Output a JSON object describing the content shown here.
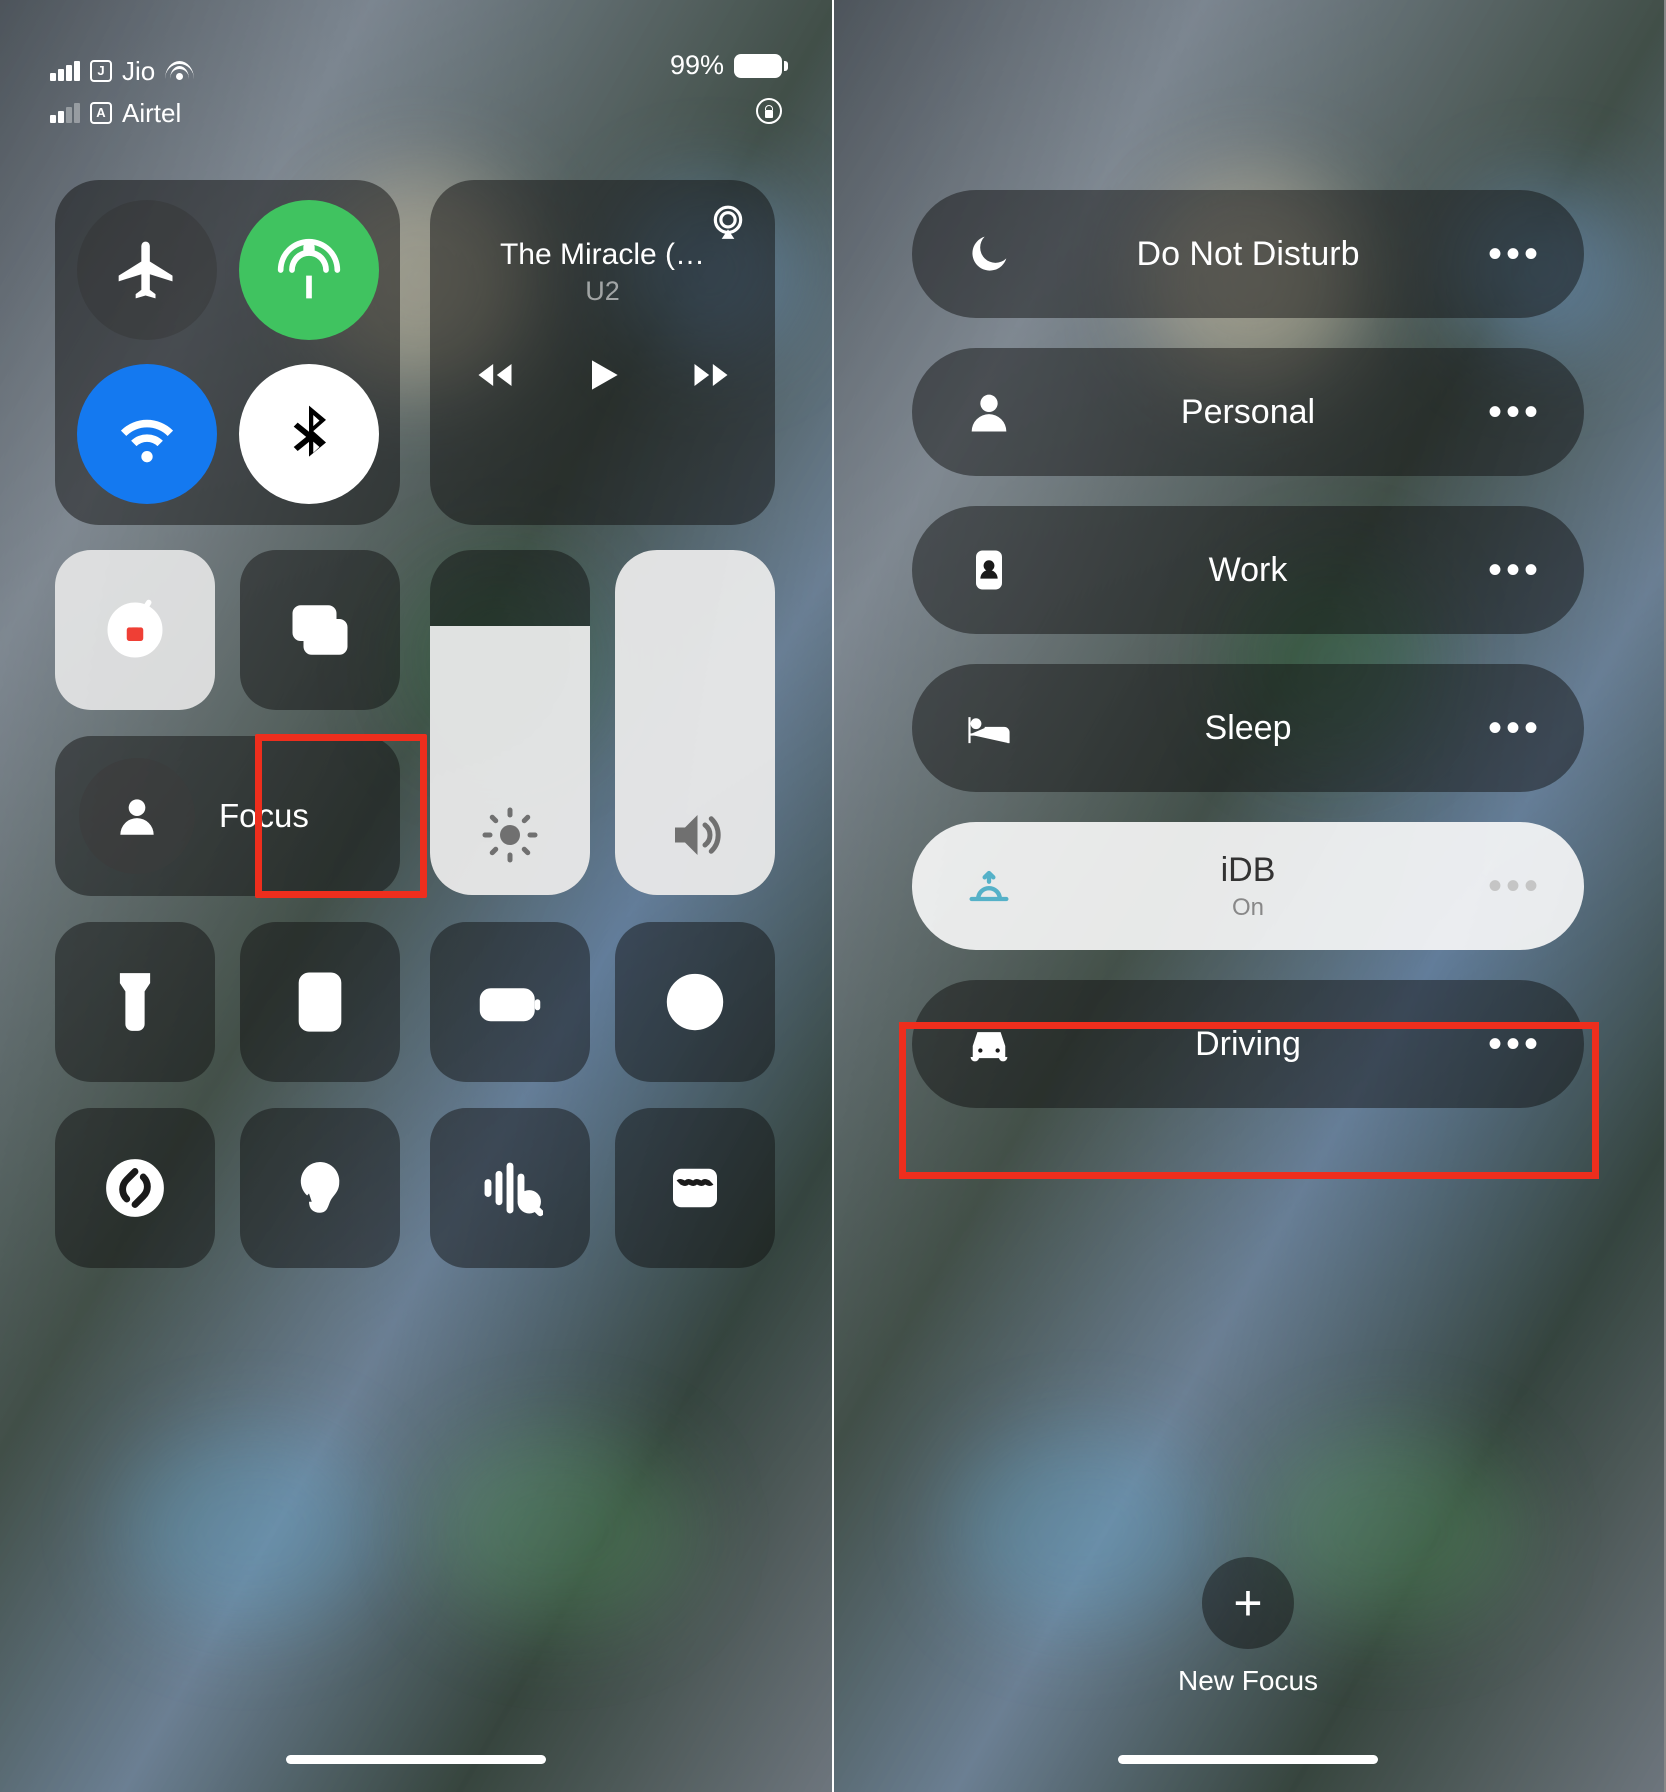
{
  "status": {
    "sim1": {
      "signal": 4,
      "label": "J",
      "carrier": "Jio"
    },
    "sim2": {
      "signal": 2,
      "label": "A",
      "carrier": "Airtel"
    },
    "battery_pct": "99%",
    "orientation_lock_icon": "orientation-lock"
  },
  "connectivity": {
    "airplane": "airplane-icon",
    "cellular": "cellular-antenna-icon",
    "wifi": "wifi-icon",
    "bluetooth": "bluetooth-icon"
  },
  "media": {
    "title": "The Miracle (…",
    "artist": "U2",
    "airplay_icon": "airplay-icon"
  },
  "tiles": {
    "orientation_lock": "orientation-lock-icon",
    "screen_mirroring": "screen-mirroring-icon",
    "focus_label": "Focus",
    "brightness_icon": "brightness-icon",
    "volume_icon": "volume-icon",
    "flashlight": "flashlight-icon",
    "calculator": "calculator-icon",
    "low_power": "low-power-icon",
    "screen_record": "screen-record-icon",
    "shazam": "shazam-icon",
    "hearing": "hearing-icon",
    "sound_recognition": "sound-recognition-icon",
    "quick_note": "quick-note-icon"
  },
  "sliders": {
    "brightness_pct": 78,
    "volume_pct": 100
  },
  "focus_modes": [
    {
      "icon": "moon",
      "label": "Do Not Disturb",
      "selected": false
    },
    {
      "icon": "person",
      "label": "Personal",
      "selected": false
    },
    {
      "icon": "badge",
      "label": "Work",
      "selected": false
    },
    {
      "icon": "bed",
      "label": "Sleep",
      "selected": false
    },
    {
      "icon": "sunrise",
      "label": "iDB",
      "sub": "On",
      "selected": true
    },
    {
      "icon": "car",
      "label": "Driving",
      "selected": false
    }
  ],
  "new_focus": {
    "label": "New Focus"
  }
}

********************

### TASK
Omit the pictures and restate the rest of the records verbatim.

### TASK ANSWER
Output a JSON object describing the content shown here.
{
  "status": {
    "sim1": {
      "signal": 4,
      "label": "J",
      "carrier": "Jio"
    },
    "sim2": {
      "signal": 2,
      "label": "A",
      "carrier": "Airtel"
    },
    "battery_pct": "99%",
    "orientation_lock_icon": "orientation-lock"
  },
  "connectivity": {
    "airplane": "airplane-icon",
    "cellular": "cellular-antenna-icon",
    "wifi": "wifi-icon",
    "bluetooth": "bluetooth-icon"
  },
  "media": {
    "title": "The Miracle (…",
    "artist": "U2",
    "airplay_icon": "airplay-icon"
  },
  "tiles": {
    "orientation_lock": "orientation-lock-icon",
    "screen_mirroring": "screen-mirroring-icon",
    "focus_label": "Focus",
    "brightness_icon": "brightness-icon",
    "volume_icon": "volume-icon",
    "flashlight": "flashlight-icon",
    "calculator": "calculator-icon",
    "low_power": "low-power-icon",
    "screen_record": "screen-record-icon",
    "shazam": "shazam-icon",
    "hearing": "hearing-icon",
    "sound_recognition": "sound-recognition-icon",
    "quick_note": "quick-note-icon"
  },
  "sliders": {
    "brightness_pct": 78,
    "volume_pct": 100
  },
  "focus_modes": [
    {
      "icon": "moon",
      "label": "Do Not Disturb",
      "selected": false
    },
    {
      "icon": "person",
      "label": "Personal",
      "selected": false
    },
    {
      "icon": "badge",
      "label": "Work",
      "selected": false
    },
    {
      "icon": "bed",
      "label": "Sleep",
      "selected": false
    },
    {
      "icon": "sunrise",
      "label": "iDB",
      "sub": "On",
      "selected": true
    },
    {
      "icon": "car",
      "label": "Driving",
      "selected": false
    }
  ],
  "new_focus": {
    "label": "New Focus"
  }
}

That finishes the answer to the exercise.